__Your objective__
Write out the material below again, unchanged.

__Information shown__
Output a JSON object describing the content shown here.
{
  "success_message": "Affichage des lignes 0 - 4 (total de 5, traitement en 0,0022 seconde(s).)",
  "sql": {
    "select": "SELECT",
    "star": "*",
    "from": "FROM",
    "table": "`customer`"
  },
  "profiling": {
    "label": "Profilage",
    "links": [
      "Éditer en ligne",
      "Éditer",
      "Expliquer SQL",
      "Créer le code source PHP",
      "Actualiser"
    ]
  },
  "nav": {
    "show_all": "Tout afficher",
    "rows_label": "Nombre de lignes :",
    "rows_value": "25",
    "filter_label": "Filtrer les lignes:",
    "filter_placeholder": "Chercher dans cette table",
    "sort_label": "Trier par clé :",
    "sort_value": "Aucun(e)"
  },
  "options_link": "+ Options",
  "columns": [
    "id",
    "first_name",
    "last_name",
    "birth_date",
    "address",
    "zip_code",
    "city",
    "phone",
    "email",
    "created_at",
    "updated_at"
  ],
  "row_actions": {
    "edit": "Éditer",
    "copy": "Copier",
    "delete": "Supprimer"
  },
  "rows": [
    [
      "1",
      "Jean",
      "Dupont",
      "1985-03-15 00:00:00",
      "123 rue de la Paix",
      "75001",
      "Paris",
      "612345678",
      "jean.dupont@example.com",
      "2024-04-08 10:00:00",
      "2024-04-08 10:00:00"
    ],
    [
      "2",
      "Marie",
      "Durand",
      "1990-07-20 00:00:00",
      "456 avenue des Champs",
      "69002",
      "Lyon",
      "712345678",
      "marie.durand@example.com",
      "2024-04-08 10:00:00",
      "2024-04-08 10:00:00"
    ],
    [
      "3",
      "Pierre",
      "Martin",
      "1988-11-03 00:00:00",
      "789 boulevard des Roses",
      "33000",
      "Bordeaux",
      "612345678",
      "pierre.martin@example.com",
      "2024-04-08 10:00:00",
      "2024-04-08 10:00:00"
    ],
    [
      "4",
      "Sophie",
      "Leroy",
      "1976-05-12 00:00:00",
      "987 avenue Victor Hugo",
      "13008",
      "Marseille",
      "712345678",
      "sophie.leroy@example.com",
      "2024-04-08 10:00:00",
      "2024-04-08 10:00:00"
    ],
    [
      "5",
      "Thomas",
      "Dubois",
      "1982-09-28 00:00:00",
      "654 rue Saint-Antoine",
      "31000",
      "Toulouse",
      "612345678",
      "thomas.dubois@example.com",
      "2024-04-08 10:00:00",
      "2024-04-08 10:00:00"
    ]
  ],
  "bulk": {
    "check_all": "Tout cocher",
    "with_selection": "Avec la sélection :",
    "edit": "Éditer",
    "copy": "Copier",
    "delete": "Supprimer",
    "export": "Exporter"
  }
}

__Response to this task__
Output a JSON object describing the content shown here.
{
  "success_message": "Affichage des lignes 0 - 4 (total de 5, traitement en 0,0022 seconde(s).)",
  "sql": {
    "select": "SELECT",
    "star": "*",
    "from": "FROM",
    "table": "`customer`"
  },
  "profiling": {
    "label": "Profilage",
    "links": [
      "Éditer en ligne",
      "Éditer",
      "Expliquer SQL",
      "Créer le code source PHP",
      "Actualiser"
    ]
  },
  "nav": {
    "show_all": "Tout afficher",
    "rows_label": "Nombre de lignes :",
    "rows_value": "25",
    "filter_label": "Filtrer les lignes:",
    "filter_placeholder": "Chercher dans cette table",
    "sort_label": "Trier par clé :",
    "sort_value": "Aucun(e)"
  },
  "options_link": "+ Options",
  "columns": [
    "id",
    "first_name",
    "last_name",
    "birth_date",
    "address",
    "zip_code",
    "city",
    "phone",
    "email",
    "created_at",
    "updated_at"
  ],
  "row_actions": {
    "edit": "Éditer",
    "copy": "Copier",
    "delete": "Supprimer"
  },
  "rows": [
    [
      "1",
      "Jean",
      "Dupont",
      "1985-03-15 00:00:00",
      "123 rue de la Paix",
      "75001",
      "Paris",
      "612345678",
      "jean.dupont@example.com",
      "2024-04-08 10:00:00",
      "2024-04-08 10:00:00"
    ],
    [
      "2",
      "Marie",
      "Durand",
      "1990-07-20 00:00:00",
      "456 avenue des Champs",
      "69002",
      "Lyon",
      "712345678",
      "marie.durand@example.com",
      "2024-04-08 10:00:00",
      "2024-04-08 10:00:00"
    ],
    [
      "3",
      "Pierre",
      "Martin",
      "1988-11-03 00:00:00",
      "789 boulevard des Roses",
      "33000",
      "Bordeaux",
      "612345678",
      "pierre.martin@example.com",
      "2024-04-08 10:00:00",
      "2024-04-08 10:00:00"
    ],
    [
      "4",
      "Sophie",
      "Leroy",
      "1976-05-12 00:00:00",
      "987 avenue Victor Hugo",
      "13008",
      "Marseille",
      "712345678",
      "sophie.leroy@example.com",
      "2024-04-08 10:00:00",
      "2024-04-08 10:00:00"
    ],
    [
      "5",
      "Thomas",
      "Dubois",
      "1982-09-28 00:00:00",
      "654 rue Saint-Antoine",
      "31000",
      "Toulouse",
      "612345678",
      "thomas.dubois@example.com",
      "2024-04-08 10:00:00",
      "2024-04-08 10:00:00"
    ]
  ],
  "bulk": {
    "check_all": "Tout cocher",
    "with_selection": "Avec la sélection :",
    "edit": "Éditer",
    "copy": "Copier",
    "delete": "Supprimer",
    "export": "Exporter"
  }
}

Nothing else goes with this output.